Requirement: Copy each line below in which the string "Update" occurs.

------ Given entries ------

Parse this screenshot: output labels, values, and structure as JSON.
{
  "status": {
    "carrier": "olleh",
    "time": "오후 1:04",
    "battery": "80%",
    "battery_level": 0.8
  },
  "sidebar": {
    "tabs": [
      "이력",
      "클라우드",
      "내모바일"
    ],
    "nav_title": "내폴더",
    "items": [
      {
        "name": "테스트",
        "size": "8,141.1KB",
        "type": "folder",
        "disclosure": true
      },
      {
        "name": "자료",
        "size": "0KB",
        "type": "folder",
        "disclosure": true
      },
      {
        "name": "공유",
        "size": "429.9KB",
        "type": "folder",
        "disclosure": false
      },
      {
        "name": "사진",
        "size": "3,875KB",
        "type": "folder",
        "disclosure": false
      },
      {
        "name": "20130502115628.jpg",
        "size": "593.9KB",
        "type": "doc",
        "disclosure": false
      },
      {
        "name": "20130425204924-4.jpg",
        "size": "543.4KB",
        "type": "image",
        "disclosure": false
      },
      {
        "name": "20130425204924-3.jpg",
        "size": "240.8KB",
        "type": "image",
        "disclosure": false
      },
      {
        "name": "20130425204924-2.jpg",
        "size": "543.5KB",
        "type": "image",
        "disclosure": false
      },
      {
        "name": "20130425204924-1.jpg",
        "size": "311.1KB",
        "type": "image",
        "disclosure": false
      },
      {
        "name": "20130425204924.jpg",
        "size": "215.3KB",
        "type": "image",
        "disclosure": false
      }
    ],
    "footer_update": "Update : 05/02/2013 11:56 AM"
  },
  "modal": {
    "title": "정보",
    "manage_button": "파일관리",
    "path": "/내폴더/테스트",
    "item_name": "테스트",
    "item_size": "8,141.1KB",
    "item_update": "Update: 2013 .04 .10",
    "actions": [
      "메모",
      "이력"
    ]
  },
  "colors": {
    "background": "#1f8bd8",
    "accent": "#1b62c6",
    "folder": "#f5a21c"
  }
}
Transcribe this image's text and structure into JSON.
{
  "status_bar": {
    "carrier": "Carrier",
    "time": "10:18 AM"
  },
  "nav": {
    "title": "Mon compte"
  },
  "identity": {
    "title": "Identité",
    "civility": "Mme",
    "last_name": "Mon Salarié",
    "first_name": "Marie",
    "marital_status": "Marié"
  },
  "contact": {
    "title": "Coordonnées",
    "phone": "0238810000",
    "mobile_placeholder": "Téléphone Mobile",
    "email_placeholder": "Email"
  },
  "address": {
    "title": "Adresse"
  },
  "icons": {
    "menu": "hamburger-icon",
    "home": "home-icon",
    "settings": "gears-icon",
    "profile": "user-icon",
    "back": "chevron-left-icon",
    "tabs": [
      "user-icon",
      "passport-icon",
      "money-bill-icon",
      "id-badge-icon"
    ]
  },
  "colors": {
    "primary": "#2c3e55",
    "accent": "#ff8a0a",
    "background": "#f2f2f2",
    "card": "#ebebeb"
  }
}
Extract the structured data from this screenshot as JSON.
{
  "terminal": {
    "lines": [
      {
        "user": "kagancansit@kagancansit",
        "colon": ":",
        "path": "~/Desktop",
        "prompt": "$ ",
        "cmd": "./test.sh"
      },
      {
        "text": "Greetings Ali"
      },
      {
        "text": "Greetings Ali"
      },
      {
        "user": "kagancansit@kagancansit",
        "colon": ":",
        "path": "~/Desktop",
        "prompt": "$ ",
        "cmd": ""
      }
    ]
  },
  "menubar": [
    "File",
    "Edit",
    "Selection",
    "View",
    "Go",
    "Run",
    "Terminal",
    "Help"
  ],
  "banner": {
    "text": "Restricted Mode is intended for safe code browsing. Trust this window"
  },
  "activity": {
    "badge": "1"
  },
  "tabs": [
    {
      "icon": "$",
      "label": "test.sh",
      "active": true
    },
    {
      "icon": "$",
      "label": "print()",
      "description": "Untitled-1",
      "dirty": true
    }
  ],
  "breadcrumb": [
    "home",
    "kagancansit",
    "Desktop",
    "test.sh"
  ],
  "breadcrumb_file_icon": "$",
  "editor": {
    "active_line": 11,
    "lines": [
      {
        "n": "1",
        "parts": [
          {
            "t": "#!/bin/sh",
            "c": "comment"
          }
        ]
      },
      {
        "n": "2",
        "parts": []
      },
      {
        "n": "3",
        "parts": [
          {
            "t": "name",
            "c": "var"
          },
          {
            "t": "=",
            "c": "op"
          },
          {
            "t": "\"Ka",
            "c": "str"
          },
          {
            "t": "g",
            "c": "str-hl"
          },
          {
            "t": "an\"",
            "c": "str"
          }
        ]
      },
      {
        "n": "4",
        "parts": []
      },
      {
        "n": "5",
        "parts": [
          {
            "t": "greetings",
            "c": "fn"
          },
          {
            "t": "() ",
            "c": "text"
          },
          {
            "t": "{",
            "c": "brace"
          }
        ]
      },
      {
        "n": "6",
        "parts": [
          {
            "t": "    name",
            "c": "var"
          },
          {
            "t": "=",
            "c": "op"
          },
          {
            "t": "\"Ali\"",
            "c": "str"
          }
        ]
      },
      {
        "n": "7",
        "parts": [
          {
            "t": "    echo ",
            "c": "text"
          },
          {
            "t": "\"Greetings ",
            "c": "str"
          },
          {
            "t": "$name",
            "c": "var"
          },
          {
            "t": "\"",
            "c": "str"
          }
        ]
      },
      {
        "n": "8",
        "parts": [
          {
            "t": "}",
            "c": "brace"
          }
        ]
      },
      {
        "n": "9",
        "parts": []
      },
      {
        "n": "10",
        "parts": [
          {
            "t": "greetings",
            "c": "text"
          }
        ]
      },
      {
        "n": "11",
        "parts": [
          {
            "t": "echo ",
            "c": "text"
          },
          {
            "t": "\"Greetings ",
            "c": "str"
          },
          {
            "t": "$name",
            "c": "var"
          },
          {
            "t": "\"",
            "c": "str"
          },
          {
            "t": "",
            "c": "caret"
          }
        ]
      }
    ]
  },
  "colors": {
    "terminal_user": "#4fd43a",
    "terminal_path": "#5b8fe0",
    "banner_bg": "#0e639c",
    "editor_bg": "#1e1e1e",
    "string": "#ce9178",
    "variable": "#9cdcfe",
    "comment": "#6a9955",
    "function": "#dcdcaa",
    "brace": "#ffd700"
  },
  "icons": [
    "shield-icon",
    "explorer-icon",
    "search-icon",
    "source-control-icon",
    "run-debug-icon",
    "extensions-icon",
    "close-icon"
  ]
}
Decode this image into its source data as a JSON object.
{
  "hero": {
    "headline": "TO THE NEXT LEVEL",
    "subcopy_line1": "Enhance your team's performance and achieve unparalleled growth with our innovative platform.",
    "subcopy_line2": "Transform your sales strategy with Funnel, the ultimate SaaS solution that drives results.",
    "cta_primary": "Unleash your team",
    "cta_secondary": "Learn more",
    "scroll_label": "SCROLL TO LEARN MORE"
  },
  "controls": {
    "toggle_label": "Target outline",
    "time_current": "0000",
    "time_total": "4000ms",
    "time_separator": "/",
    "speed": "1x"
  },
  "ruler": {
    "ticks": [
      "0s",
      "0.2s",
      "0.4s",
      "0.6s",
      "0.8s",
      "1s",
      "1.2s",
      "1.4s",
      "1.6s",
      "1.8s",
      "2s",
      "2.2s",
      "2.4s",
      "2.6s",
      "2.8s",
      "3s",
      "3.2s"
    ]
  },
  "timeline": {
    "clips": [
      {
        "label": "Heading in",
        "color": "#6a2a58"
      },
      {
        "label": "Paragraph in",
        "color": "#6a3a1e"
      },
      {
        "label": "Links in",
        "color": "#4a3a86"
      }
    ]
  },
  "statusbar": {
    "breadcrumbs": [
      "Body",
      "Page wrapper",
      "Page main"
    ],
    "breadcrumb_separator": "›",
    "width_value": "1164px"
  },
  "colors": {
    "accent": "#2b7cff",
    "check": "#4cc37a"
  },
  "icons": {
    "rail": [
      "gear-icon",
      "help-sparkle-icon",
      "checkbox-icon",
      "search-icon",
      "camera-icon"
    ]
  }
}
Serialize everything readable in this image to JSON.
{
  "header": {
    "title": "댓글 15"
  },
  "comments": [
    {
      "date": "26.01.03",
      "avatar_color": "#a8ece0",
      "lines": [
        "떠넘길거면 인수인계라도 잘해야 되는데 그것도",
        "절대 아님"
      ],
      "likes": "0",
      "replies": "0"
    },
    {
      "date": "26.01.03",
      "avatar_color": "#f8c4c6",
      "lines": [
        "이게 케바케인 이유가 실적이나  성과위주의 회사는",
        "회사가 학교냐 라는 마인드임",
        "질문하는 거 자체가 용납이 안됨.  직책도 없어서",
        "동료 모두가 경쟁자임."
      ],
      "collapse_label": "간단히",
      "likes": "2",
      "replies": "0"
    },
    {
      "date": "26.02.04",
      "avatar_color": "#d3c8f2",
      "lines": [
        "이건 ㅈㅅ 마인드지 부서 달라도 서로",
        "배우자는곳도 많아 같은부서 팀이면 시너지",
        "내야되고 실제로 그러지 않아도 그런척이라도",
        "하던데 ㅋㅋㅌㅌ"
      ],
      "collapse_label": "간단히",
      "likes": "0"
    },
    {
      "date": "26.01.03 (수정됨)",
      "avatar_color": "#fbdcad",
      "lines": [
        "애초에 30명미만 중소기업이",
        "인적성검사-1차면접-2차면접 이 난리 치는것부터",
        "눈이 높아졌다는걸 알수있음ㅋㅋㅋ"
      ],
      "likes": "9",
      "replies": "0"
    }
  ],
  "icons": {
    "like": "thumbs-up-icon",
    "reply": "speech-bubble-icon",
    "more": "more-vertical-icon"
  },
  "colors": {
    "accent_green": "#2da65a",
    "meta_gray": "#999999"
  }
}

------

Solution for this exercise:
    "footer_update": "Update : 05/02/2013 11:56 AM"
    "item_update": "Update: 2013 .04 .10",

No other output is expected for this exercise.